→ **Exercise task**
Locate the word "Trending" in the entries below, then gather every line that holds it.

────────────────

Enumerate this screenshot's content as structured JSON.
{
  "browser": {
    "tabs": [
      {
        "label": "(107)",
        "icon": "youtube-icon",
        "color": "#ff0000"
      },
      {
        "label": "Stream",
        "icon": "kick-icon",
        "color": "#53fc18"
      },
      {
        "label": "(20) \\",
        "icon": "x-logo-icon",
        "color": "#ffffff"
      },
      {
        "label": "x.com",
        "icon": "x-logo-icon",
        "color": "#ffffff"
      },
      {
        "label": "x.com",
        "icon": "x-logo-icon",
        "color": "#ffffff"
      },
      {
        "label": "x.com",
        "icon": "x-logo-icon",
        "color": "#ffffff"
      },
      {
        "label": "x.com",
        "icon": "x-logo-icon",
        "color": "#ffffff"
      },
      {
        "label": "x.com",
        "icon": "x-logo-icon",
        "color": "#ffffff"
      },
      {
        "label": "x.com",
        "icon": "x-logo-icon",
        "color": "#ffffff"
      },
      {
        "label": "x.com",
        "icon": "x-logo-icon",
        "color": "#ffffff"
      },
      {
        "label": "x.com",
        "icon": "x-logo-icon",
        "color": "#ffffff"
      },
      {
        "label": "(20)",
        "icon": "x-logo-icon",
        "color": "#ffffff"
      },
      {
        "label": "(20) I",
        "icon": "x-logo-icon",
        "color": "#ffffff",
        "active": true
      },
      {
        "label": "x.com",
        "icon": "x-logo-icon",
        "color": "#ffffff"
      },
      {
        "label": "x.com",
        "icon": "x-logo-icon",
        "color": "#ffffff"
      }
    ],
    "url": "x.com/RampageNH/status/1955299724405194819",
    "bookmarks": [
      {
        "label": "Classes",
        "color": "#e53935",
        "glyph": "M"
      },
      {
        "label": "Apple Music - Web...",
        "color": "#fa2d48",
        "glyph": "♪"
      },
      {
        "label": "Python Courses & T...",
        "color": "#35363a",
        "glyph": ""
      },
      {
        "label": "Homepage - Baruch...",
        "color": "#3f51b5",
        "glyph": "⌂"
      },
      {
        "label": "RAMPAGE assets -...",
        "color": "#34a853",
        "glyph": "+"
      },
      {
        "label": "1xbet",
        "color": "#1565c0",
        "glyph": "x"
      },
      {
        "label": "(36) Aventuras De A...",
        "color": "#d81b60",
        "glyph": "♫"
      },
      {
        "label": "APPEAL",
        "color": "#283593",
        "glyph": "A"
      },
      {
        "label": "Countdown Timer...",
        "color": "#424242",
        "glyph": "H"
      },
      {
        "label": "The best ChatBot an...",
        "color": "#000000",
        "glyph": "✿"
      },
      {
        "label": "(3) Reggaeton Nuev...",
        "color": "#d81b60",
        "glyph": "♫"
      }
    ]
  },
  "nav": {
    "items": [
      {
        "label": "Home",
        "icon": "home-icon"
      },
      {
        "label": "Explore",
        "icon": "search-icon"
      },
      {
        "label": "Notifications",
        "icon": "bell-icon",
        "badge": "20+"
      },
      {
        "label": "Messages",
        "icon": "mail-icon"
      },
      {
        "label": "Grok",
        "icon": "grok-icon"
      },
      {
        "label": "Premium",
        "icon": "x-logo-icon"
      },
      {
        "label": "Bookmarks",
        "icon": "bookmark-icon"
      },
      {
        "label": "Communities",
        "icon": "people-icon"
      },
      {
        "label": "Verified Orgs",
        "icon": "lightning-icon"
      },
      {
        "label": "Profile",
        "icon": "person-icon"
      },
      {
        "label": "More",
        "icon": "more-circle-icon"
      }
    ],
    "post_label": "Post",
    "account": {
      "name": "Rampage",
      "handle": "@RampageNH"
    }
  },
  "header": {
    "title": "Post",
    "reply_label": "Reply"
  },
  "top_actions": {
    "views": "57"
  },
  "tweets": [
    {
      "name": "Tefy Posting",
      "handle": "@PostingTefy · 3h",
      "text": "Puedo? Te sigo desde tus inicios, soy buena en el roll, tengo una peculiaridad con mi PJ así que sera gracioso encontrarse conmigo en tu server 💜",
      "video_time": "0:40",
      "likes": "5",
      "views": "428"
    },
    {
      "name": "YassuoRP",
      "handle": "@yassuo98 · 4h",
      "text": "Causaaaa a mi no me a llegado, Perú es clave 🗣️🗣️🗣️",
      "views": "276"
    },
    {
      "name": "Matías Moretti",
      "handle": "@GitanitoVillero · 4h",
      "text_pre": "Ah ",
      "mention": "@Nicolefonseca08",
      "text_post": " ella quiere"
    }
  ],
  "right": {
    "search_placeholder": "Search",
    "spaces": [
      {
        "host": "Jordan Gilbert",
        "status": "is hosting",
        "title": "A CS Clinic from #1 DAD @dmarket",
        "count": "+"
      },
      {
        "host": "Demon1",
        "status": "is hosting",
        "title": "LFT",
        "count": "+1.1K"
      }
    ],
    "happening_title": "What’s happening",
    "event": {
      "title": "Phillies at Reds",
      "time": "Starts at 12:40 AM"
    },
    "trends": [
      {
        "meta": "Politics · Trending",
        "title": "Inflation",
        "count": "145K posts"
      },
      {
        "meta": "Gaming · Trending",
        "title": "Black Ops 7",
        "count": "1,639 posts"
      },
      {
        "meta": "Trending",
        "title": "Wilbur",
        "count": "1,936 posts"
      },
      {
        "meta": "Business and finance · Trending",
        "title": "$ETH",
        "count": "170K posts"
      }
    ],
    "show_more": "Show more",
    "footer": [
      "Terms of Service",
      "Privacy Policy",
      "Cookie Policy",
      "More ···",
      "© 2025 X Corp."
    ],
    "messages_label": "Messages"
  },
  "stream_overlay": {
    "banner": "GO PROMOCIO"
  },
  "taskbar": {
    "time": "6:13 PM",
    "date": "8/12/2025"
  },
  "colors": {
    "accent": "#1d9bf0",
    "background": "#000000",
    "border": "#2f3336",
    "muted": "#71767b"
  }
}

────────────────

→ **Exercise solution**
        "meta": "Politics · Trending",
        "meta": "Gaming · Trending",
        "meta": "Trending",
        "meta": "Business and finance · Trending",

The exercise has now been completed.